>> Begin DATA PROVIDED

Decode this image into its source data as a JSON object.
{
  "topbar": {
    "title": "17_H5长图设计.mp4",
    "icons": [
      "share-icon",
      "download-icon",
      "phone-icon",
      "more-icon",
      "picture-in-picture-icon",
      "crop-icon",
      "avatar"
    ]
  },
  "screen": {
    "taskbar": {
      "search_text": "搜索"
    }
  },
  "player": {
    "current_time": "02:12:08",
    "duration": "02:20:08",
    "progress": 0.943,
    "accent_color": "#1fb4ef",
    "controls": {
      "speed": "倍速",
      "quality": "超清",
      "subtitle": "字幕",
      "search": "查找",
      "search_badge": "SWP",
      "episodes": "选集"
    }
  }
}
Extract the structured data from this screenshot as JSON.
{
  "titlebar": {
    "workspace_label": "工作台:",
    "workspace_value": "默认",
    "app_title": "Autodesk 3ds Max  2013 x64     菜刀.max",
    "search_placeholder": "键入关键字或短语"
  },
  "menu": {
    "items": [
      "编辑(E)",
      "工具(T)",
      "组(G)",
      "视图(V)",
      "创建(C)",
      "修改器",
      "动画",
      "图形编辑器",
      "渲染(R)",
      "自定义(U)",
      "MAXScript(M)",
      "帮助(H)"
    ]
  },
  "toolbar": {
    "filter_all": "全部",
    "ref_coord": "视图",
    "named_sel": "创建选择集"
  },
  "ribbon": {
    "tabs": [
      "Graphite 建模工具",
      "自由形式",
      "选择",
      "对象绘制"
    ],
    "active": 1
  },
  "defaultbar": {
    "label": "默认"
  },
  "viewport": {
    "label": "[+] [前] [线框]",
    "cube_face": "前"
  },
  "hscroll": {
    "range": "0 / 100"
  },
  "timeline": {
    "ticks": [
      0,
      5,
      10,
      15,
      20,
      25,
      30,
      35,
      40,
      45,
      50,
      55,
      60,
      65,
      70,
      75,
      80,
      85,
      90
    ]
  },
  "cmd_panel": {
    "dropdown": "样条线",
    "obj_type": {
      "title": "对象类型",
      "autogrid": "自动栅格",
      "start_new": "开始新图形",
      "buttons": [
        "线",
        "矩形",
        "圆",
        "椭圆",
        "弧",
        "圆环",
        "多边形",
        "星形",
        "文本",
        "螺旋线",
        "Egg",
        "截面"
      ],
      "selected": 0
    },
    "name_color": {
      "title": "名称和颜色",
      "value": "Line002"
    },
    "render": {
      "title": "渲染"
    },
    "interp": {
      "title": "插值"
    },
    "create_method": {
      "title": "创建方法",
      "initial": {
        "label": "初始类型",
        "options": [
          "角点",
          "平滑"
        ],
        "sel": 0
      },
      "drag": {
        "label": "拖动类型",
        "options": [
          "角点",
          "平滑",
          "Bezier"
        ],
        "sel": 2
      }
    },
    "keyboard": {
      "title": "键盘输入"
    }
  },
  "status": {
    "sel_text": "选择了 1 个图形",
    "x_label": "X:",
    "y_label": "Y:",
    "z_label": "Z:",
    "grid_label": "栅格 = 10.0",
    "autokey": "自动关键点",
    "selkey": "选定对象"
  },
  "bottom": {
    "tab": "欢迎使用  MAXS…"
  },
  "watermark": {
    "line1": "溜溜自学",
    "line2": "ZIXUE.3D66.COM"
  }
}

>> End DATA PROVIDED

# STATED GOAL:
Show every line of the listing in which the string "JSON" can be found.

# ANSWER TO THE EXERCISE:
Decode this image into its source data as a JSON object.
Extract the structured data from this screenshot as JSON.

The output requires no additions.